Task prompt: Select the lines below containing the word "subtitle".

[Material for the task start]

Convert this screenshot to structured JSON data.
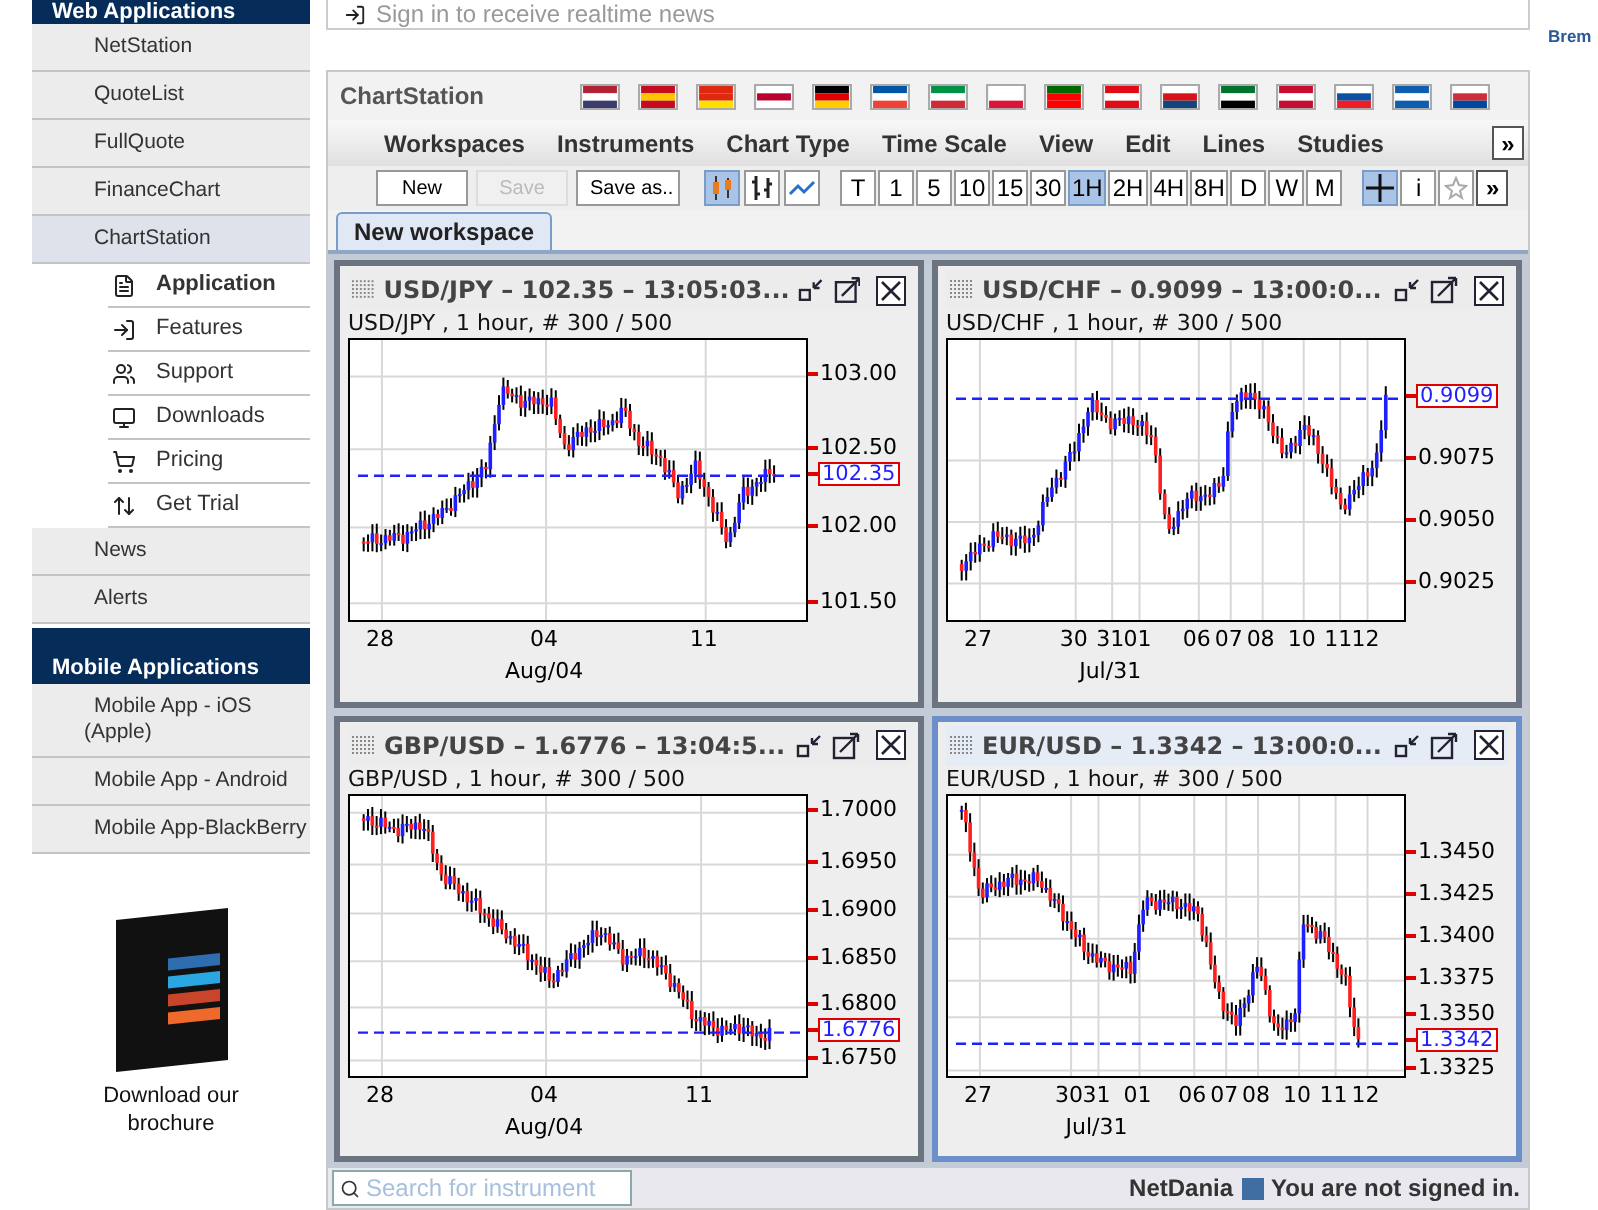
{
  "sidebar": {
    "sections": [
      {
        "title": "Web Applications",
        "items": [
          {
            "label": "NetStation",
            "selected": false
          },
          {
            "label": "QuoteList",
            "selected": false
          },
          {
            "label": "FullQuote",
            "selected": false
          },
          {
            "label": "FinanceChart",
            "selected": false
          },
          {
            "label": "ChartStation",
            "selected": true,
            "children": [
              {
                "label": "Application",
                "selected": true
              },
              {
                "label": "Features",
                "selected": false
              },
              {
                "label": "Support",
                "selected": false
              },
              {
                "label": "Downloads",
                "selected": false
              },
              {
                "label": "Pricing",
                "selected": false
              },
              {
                "label": "Get Trial",
                "selected": false
              }
            ]
          },
          {
            "label": "News",
            "selected": false
          },
          {
            "label": "Alerts",
            "selected": false
          }
        ]
      },
      {
        "title": "Mobile Applications",
        "items": [
          {
            "label": "Mobile App - iOS (Apple)",
            "selected": false
          },
          {
            "label": "Mobile App - Android",
            "selected": false
          },
          {
            "label": "Mobile App-BlackBerry",
            "selected": false
          }
        ]
      }
    ],
    "brochure": "Download our brochure"
  },
  "signin": "Sign in to receive realtime news",
  "right_column": "Brem",
  "app": {
    "title": "ChartStation",
    "menu": [
      "Workspaces",
      "Instruments",
      "Chart Type",
      "Time Scale",
      "View",
      "Edit",
      "Lines",
      "Studies"
    ],
    "menu_more": "»",
    "buttons": [
      {
        "label": "New",
        "disabled": false
      },
      {
        "label": "Save",
        "disabled": true
      },
      {
        "label": "Save as..",
        "disabled": false
      }
    ],
    "chart_types": [
      {
        "kind": "candle",
        "selected": true
      },
      {
        "kind": "bar",
        "selected": false
      },
      {
        "kind": "line",
        "selected": false
      }
    ],
    "timescales": [
      {
        "label": "T",
        "selected": false
      },
      {
        "label": "1",
        "selected": false
      },
      {
        "label": "5",
        "selected": false
      },
      {
        "label": "10",
        "selected": false
      },
      {
        "label": "15",
        "selected": false
      },
      {
        "label": "30",
        "selected": false
      },
      {
        "label": "1H",
        "selected": true
      },
      {
        "label": "2H",
        "selected": false
      },
      {
        "label": "4H",
        "selected": false
      },
      {
        "label": "8H",
        "selected": false
      },
      {
        "label": "D",
        "selected": false
      },
      {
        "label": "W",
        "selected": false
      },
      {
        "label": "M",
        "selected": false
      }
    ],
    "tools": [
      {
        "kind": "crosshair",
        "selected": true
      },
      {
        "kind": "text",
        "label": "i",
        "selected": false
      },
      {
        "kind": "pin",
        "selected": false
      }
    ],
    "tools_more": "»",
    "tabs": [
      {
        "label": "New workspace",
        "selected": true
      }
    ],
    "windows": [
      {
        "title": "USD/JPY – 102.35 – 13:05:03...",
        "subtitle": "USD/JPY , 1 hour, # 300 / 500",
        "active": false,
        "y_ticks": [
          "103.00",
          "102.50",
          "102.00",
          "101.50"
        ],
        "last_price": "102.35",
        "x_ticks": [
          "28",
          "04",
          "11"
        ],
        "x_period": "Aug/04"
      },
      {
        "title": "USD/CHF – 0.9099 – 13:00:0...",
        "subtitle": "USD/CHF , 1 hour, # 300 / 500",
        "active": false,
        "y_ticks": [
          "0.9075",
          "0.9050",
          "0.9025"
        ],
        "last_price": "0.9099",
        "x_ticks": [
          "27",
          "30",
          "31",
          "01",
          "06",
          "07",
          "08",
          "10",
          "11",
          "12"
        ],
        "x_period": "Jul/31"
      },
      {
        "title": "GBP/USD – 1.6776 – 13:04:5...",
        "subtitle": "GBP/USD , 1 hour, # 300 / 500",
        "active": false,
        "y_ticks": [
          "1.7000",
          "1.6950",
          "1.6900",
          "1.6850",
          "1.6800",
          "1.6750"
        ],
        "last_price": "1.6776",
        "x_ticks": [
          "28",
          "04",
          "11"
        ],
        "x_period": "Aug/04"
      },
      {
        "title": "EUR/USD – 1.3342 – 13:00:0...",
        "subtitle": "EUR/USD , 1 hour, # 300 / 500",
        "active": true,
        "y_ticks": [
          "1.3450",
          "1.3425",
          "1.3400",
          "1.3375",
          "1.3350",
          "1.3325"
        ],
        "last_price": "1.3342",
        "x_ticks": [
          "27",
          "30",
          "31",
          "01",
          "06",
          "07",
          "08",
          "10",
          "11",
          "12"
        ],
        "x_period": "Jul/31"
      }
    ],
    "status": {
      "search_placeholder": "Search for instrument",
      "brand": "NetDania",
      "message": "You are not signed in."
    }
  }
}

[Material for the task end]

Written response:
        "subtitle": "USD/JPY , 1 hour, # 300 / 500",
        "subtitle": "USD/CHF , 1 hour, # 300 / 500",
        "subtitle": "GBP/USD , 1 hour, # 300 / 500",
        "subtitle": "EUR/USD , 1 hour, # 300 / 500",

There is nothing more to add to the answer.